提供抜粋 ▸
# # # # # # #

物質の純度は、その物質が機能を果たす上で最も重要と考えられる幾つかの方法で測定されます。ココでは、有機化合物の純度測定方法を中心にまとめてみました。


融点:melting point

物質が固体有機化合物の場合は、融点は簡単に純度を知る方法として用いられています。直径1 mm程度のガラス管に少量の有機物を入れ、そのガラス管を硫酸やシリコン油などの液体に浸して温度をゆっくりと上げていき、有機物が融解または分解する温度と融解・分解が始まってから終わるまでの温度幅を測定して純度を知る方法です。高純度であれば、特定の温度域で融解しますが、純度が低いと本来の融点より低い温度から融解が始まり、融けはじめから融け終わるまでの温度幅が広くなります。高純度品との比較が容易で純度を判断しやすい融点は多くの試薬や化成品の製品規格に取り入れられています。


薄層クロマトグラフ:thin layer chromatograph(TLC)(図1)

ガラス板やアルミシートなどにシリカゲル粉末やアルミナ粉末を塗布した基板が使用されます。基板の下の部位に分析したいサンプル溶液をスポットしたあと、適当な有機溶媒や酸や水などを含む混合有機溶媒(展開溶媒)に基板の下端部分を浸し、毛細管現象で溶媒が上昇する間にサンプルに含まれる化合物と不純物が分かれてきます(展開工程)。それを発色剤で目視できるようにした後、不純物スポットの有無と量を目視または画像で評価するものです。純度が高ければスポットは1個になります。TLCは反応の状態を確認するためにも頻度よく使用される分析方法で、原料の減少・消失状態と目的生成物の増加度合、副反応物の生成量などを観察し、反応の進行状況を評価する方法として用いられます。TLCでは不純物のスポットが観察されなければ純度が高いと考えられますが、無機物や検出されにくい成分が混入してくる場合があり、それらの成分が存在するかどうかを別の方法で分析する必要があります。

# # # # # # #

指示と要件 ▸
有機化合物の純度測定についての文章を、一字一句変えずに全文返してください。 行はこの作業に一切関係しません。

(データセット抜粋)
# # # # # # #

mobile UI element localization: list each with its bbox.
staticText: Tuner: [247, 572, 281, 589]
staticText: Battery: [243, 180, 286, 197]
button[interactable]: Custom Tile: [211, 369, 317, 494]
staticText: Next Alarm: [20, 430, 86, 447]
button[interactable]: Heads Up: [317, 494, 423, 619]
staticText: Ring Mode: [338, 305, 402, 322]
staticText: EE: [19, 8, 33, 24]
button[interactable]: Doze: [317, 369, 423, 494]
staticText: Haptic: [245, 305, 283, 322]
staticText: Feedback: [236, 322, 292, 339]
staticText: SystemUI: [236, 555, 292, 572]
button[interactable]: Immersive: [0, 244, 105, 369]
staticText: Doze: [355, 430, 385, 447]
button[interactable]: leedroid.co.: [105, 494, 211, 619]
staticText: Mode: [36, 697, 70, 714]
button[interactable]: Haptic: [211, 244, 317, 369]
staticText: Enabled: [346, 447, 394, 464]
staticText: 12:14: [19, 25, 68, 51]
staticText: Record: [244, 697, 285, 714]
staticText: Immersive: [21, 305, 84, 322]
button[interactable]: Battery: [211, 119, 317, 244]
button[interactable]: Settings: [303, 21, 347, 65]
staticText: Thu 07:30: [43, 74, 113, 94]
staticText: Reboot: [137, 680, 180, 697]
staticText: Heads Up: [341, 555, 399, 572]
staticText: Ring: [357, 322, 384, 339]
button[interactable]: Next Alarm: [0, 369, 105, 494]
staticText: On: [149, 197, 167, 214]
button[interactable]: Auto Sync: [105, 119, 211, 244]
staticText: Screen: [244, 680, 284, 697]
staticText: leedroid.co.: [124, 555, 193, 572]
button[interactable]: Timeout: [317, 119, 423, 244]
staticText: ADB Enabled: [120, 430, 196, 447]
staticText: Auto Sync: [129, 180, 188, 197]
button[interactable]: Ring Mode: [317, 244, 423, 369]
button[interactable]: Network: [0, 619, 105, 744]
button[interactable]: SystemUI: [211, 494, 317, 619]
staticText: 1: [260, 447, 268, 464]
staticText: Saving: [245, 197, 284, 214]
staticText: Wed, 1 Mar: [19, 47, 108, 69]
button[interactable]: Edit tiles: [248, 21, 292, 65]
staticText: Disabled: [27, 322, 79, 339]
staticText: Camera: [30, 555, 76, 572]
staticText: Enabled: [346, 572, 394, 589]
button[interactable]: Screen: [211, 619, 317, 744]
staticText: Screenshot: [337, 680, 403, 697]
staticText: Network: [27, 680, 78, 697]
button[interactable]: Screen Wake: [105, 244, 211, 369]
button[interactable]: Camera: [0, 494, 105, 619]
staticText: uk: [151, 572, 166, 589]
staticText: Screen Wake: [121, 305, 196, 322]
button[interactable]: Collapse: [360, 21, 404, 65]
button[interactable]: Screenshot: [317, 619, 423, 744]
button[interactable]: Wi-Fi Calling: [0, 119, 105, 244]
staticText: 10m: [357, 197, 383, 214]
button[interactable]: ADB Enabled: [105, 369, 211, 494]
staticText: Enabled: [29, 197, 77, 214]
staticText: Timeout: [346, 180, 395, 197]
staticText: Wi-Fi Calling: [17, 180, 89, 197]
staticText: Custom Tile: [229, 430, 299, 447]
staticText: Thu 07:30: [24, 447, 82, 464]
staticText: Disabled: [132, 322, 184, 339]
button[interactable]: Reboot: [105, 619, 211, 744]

# # # # # # #

結果 ▸
物質の純度は、その物質が機能を果たす上で最も重要と考えられる幾つかの方法で測定されます。ココでは、有機化合物の純度測定方法を中心にまとめてみました。


融点:melting point

物質が固体有機化合物の場合は、融点は簡単に純度を知る方法として用いられています。直径1 mm程度のガラス管に少量の有機物を入れ、そのガラス管を硫酸やシリコン油などの液体に浸して温度をゆっくりと上げていき、有機物が融解または分解する温度と融解・分解が始まってから終わるまでの温度幅を測定して純度を知る方法です。高純度であれば、特定の温度域で融解しますが、純度が低いと本来の融点より低い温度から融解が始まり、融けはじめから融け終わるまでの温度幅が広くなります。高純度品との比較が容易で純度を判断しやすい融点は多くの試薬や化成品の製品規格に取り入れられています。


薄層クロマトグラフ:thin layer chromatograph(TLC)(図1)

ガラス板やアルミシートなどにシリカゲル粉末やアルミナ粉末を塗布した基板が使用されます。基板の下の部位に分析したいサンプル溶液をスポットしたあと、適当な有機溶媒や酸や水などを含む混合有機溶媒(展開溶媒)に基板の下端部分を浸し、毛細管現象で溶媒が上昇する間にサンプルに含まれる化合物と不純物が分かれてきます(展開工程)。それを発色剤で目視できるようにした後、不純物スポットの有無と量を目視または画像で評価するものです。純度が高ければスポットは1個になります。TLCは反応の状態を確認するためにも頻度よく使用される分析方法で、原料の減少・消失状態と目的生成物の増加度合、副反応物の生成量などを観察し、反応の進行状況を評価する方法として用いられます。TLCでは不純物のスポットが観察されなければ純度が高いと考えられますが、無機物や検出されにくい成分が混入してくる場合があり、それらの成分が存在するかどうかを別の方法で分析する必要があります。